_WHAT YOU SHOULD DO_. Reproduce the listing exactly and skip over any pictures.

************

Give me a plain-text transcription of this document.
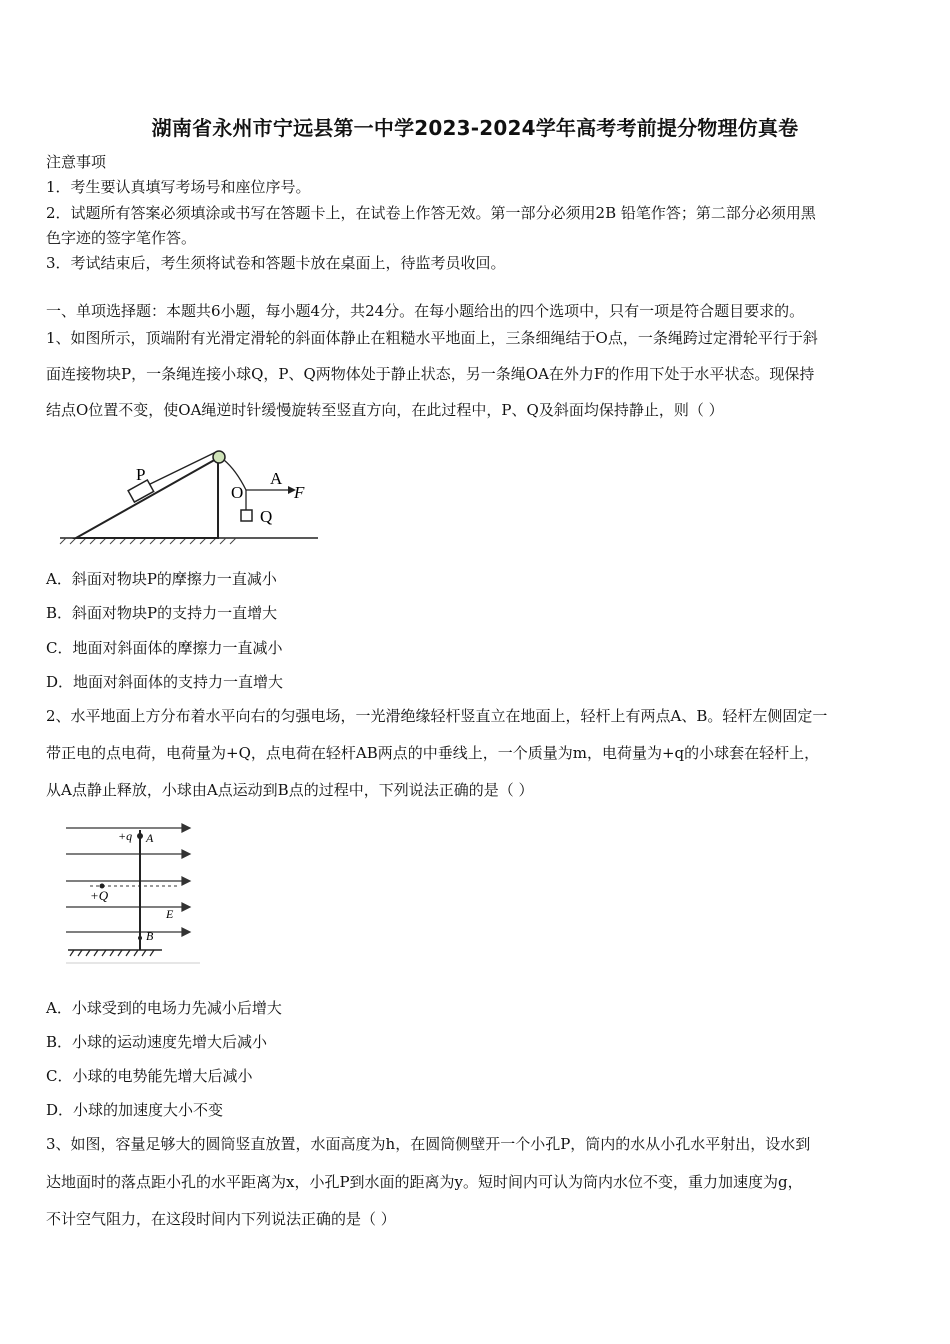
湖南省永州市宁远县第一中学2023-2024学年高考考前提分物理仿真卷
注意事项
1．考生要认真填写考场号和座位序号。
2．试题所有答案必须填涂或书写在答题卡上，在试卷上作答无效。第一部分必须用2B 铅笔作答；第二部分必须用黑
色字迹的签字笔作答。
3．考试结束后，考生须将试卷和答题卡放在桌面上，待监考员收回。
一、单项选择题：本题共6小题，每小题4分，共24分。在每小题给出的四个选项中，只有一项是符合题目要求的。
1、如图所示，顶端附有光滑定滑轮的斜面体静止在粗糙水平地面上，三条细绳结于O点，一条绳跨过定滑轮平行于斜
面连接物块P，一条绳连接小球Q，P、Q两物体处于静止状态，另一条绳OA在外力F的作用下处于水平状态。现保持
结点O位置不变，使OA绳逆时针缓慢旋转至竖直方向，在此过程中，P、Q及斜面均保持静止，则（ ）
P
O
A
F
Q
A．斜面对物块P的摩擦力一直减小
B．斜面对物块P的支持力一直增大
C．地面对斜面体的摩擦力一直减小
D．地面对斜面体的支持力一直增大
2、水平地面上方分布着水平向右的匀强电场，一光滑绝缘轻杆竖直立在地面上，轻杆上有两点A、B。轻杆左侧固定一
带正电的点电荷，电荷量为+Q，点电荷在轻杆AB两点的中垂线上，一个质量为m，电荷量为+q的小球套在轻杆上，
从A点静止释放，小球由A点运动到B点的过程中，下列说法正确的是（ ）
+q A
+Q
E
B
A．小球受到的电场力先减小后增大
B．小球的运动速度先增大后减小
C．小球的电势能先增大后减小
D．小球的加速度大小不变
3、如图，容量足够大的圆筒竖直放置，水面高度为h，在圆筒侧壁开一个小孔P，筒内的水从小孔水平射出，设水到
达地面时的落点距小孔的水平距离为x，小孔P到水面的距离为y。短时间内可认为筒内水位不变，重力加速度为g，
不计空气阻力，在这段时间内下列说法正确的是（ ）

************

_TASK RESULT_.
Give me a plain-text transcription of this document.
湖南省永州市宁远县第一中学2023-2024学年高考考前提分物理仿真卷
注意事项
1．考生要认真填写考场号和座位序号。
2．试题所有答案必须填涂或书写在答题卡上，在试卷上作答无效。第一部分必须用2B 铅笔作答；第二部分必须用黑
色字迹的签字笔作答。
3．考试结束后，考生须将试卷和答题卡放在桌面上，待监考员收回。
一、单项选择题：本题共6小题，每小题4分，共24分。在每小题给出的四个选项中，只有一项是符合题目要求的。
1、如图所示，顶端附有光滑定滑轮的斜面体静止在粗糙水平地面上，三条细绳结于O点，一条绳跨过定滑轮平行于斜
面连接物块P，一条绳连接小球Q，P、Q两物体处于静止状态，另一条绳OA在外力F的作用下处于水平状态。现保持
结点O位置不变，使OA绳逆时针缓慢旋转至竖直方向，在此过程中，P、Q及斜面均保持静止，则（ ）
P
O
A
F
Q
A．斜面对物块P的摩擦力一直减小
B．斜面对物块P的支持力一直增大
C．地面对斜面体的摩擦力一直减小
D．地面对斜面体的支持力一直增大
2、水平地面上方分布着水平向右的匀强电场，一光滑绝缘轻杆竖直立在地面上，轻杆上有两点A、B。轻杆左侧固定一
带正电的点电荷，电荷量为+Q，点电荷在轻杆AB两点的中垂线上，一个质量为m，电荷量为+q的小球套在轻杆上，
从A点静止释放，小球由A点运动到B点的过程中，下列说法正确的是（ ）
+q A
+Q
E
B
A．小球受到的电场力先减小后增大
B．小球的运动速度先增大后减小
C．小球的电势能先增大后减小
D．小球的加速度大小不变
3、如图，容量足够大的圆筒竖直放置，水面高度为h，在圆筒侧壁开一个小孔P，筒内的水从小孔水平射出，设水到
达地面时的落点距小孔的水平距离为x，小孔P到水面的距离为y。短时间内可认为筒内水位不变，重力加速度为g，
不计空气阻力，在这段时间内下列说法正确的是（ ）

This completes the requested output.